EXERCISE GOAL: Tally the lines that contain the string "durch" and give the number by itself.
====== DATA SUPPLIED
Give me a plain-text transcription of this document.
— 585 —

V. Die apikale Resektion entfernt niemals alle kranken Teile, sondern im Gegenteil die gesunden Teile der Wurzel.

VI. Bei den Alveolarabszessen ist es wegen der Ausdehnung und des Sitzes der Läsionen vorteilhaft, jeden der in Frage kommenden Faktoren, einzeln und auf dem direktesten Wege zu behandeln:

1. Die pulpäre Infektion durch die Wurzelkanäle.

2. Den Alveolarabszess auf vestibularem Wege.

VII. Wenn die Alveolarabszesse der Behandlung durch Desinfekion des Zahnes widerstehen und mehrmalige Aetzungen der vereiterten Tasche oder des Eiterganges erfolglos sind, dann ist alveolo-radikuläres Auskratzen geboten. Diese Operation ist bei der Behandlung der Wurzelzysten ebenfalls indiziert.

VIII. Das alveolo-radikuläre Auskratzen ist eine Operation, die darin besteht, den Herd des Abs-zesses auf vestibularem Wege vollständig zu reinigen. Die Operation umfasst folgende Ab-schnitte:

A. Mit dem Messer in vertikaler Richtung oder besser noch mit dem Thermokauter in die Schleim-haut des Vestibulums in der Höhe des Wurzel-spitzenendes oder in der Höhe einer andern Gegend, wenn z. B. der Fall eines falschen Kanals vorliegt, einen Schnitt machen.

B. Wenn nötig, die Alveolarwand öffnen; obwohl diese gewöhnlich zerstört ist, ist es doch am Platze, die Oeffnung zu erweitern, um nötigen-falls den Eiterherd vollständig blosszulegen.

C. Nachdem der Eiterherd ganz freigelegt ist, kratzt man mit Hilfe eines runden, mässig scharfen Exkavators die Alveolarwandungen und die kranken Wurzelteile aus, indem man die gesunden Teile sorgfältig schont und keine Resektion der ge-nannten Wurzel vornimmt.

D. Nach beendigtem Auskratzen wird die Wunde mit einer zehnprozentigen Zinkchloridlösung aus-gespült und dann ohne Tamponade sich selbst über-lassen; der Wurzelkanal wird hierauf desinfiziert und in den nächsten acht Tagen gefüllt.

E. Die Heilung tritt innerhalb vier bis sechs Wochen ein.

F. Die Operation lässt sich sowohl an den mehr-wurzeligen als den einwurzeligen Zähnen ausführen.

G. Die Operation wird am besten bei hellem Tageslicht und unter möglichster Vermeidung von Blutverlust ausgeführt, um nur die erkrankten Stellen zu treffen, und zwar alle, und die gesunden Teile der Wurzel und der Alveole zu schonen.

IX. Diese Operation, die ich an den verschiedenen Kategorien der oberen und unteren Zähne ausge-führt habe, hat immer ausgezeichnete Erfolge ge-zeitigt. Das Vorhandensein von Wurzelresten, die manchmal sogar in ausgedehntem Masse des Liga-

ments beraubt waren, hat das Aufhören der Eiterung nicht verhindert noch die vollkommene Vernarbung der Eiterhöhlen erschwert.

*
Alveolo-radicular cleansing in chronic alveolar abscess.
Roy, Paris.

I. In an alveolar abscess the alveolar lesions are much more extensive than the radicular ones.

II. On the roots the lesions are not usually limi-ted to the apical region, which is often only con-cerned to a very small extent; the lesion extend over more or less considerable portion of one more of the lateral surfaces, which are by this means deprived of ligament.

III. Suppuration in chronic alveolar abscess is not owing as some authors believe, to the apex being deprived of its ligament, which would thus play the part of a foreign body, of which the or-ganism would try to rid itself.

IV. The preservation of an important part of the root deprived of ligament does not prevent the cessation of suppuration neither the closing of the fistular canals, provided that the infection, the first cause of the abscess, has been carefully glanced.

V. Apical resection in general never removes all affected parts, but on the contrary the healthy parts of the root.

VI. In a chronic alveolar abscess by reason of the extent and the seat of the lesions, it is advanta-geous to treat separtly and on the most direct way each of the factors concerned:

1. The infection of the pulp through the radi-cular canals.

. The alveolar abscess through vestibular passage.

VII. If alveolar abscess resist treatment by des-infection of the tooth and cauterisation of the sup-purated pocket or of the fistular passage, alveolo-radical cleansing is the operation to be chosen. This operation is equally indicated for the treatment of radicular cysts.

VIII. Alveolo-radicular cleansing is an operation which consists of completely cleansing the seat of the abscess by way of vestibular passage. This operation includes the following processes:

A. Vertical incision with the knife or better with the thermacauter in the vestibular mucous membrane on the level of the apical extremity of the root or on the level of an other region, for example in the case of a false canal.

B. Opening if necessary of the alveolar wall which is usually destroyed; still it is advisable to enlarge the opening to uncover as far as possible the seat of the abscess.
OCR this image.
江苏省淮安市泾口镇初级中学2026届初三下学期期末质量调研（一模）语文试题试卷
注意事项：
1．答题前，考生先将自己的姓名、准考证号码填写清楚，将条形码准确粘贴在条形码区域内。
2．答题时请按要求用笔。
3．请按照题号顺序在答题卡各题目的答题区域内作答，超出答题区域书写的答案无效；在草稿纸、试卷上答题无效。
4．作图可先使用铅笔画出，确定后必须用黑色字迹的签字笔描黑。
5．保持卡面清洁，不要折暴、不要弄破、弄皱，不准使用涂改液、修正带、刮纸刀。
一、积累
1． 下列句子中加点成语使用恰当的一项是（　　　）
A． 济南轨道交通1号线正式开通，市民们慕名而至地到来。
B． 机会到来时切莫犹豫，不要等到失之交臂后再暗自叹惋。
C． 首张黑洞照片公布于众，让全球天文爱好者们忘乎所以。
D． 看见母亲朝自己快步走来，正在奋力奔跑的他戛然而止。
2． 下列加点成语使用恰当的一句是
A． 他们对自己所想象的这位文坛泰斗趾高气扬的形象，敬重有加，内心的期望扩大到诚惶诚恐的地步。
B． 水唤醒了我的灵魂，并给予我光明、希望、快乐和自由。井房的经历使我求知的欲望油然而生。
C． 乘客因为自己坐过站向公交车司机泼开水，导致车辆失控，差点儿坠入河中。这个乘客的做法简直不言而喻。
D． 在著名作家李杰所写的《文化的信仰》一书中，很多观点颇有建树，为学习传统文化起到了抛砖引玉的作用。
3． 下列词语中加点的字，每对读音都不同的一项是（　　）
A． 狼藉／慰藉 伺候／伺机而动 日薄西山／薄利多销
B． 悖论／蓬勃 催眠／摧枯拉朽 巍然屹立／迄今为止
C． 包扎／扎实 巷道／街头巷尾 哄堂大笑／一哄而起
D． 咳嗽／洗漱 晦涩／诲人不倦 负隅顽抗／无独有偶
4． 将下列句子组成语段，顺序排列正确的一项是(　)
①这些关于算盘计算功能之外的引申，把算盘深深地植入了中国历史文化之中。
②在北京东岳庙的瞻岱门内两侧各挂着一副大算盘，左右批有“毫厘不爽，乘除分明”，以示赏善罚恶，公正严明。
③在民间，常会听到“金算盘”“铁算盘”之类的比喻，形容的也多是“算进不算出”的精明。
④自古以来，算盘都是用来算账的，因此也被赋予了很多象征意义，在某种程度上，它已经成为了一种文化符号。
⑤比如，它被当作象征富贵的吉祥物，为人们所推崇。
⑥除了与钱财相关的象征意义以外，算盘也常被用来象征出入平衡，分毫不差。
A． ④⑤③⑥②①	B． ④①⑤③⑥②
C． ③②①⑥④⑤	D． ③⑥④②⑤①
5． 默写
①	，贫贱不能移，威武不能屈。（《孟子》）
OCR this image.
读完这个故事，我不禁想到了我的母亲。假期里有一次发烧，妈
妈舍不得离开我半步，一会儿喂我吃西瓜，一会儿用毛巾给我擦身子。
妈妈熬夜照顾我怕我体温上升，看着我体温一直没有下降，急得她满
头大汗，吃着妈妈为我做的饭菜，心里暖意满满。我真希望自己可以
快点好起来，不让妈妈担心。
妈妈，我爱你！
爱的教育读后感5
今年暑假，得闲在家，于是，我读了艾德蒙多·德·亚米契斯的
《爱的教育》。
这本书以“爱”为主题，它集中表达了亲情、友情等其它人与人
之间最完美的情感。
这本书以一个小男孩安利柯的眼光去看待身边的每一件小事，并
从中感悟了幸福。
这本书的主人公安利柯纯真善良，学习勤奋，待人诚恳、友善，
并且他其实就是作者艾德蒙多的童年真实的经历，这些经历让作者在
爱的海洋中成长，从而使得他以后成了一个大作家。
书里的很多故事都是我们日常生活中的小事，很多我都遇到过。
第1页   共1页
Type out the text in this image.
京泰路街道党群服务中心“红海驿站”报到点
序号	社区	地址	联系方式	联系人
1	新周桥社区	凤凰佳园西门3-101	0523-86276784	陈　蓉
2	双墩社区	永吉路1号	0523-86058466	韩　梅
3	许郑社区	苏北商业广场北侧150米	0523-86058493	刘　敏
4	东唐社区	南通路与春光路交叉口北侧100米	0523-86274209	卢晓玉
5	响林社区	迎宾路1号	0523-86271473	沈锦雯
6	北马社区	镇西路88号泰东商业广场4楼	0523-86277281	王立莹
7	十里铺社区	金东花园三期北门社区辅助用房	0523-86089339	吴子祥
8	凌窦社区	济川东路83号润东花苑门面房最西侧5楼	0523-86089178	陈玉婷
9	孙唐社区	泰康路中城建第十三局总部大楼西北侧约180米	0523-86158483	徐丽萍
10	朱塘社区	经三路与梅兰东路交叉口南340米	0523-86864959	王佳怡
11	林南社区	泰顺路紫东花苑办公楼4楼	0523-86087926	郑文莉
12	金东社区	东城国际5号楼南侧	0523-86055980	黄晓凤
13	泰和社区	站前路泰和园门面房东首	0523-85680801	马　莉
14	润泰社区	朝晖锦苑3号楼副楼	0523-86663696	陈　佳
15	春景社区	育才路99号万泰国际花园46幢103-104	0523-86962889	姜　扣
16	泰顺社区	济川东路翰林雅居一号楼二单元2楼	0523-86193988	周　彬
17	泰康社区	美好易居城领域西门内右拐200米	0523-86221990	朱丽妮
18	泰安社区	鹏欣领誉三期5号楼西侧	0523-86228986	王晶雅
============
RESPONSE: 2